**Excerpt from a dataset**
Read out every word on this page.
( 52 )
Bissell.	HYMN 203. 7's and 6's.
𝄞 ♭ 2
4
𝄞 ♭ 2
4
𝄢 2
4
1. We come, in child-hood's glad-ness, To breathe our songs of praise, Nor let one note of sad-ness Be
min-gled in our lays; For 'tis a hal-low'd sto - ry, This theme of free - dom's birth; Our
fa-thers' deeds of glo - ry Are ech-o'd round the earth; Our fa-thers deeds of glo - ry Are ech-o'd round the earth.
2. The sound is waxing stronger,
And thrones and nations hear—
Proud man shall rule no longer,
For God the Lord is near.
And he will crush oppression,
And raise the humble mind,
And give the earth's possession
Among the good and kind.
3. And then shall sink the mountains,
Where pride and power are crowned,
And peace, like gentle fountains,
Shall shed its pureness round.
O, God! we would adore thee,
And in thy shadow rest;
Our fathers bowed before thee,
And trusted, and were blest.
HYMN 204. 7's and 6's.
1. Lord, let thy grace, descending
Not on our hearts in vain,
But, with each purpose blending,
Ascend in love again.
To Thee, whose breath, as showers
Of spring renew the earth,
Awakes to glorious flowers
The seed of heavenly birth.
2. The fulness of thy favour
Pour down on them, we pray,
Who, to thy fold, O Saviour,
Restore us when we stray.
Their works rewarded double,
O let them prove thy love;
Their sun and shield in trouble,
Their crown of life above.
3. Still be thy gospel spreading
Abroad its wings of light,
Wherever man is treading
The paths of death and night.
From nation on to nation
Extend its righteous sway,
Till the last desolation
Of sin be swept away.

...

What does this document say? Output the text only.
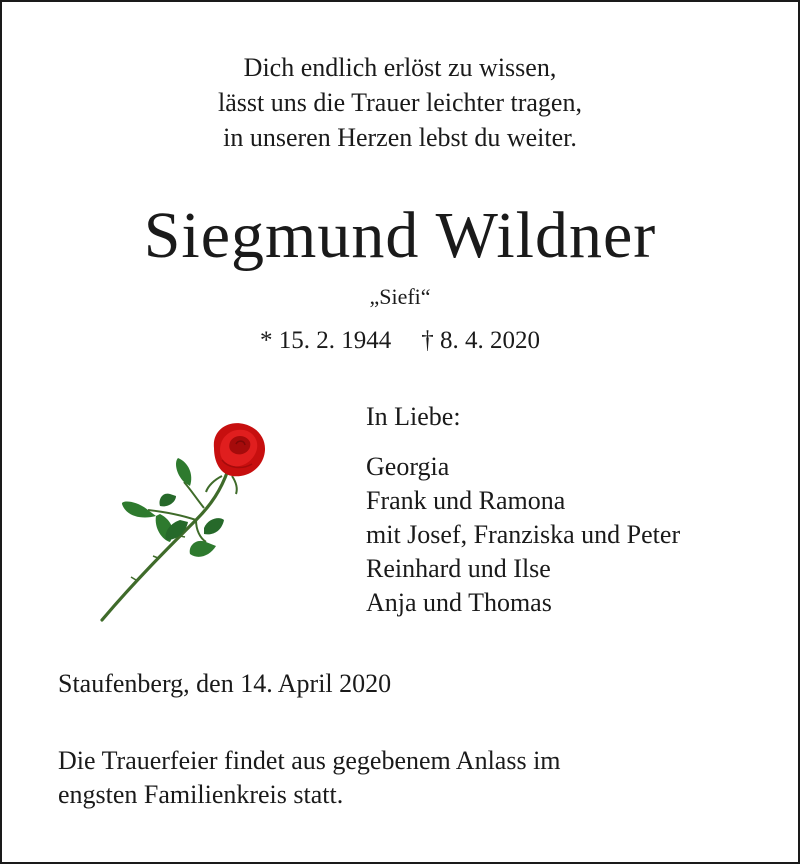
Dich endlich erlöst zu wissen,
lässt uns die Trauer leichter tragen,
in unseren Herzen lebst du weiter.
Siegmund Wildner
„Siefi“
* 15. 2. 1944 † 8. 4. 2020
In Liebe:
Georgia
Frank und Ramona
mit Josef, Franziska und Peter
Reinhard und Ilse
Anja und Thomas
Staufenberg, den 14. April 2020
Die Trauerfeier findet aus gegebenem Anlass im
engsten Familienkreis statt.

**Requirement**
Your task is to list each line of the records with the word "Lord".

**Complete answer**
For God the Lord is near.
1. Lord, let thy grace, descending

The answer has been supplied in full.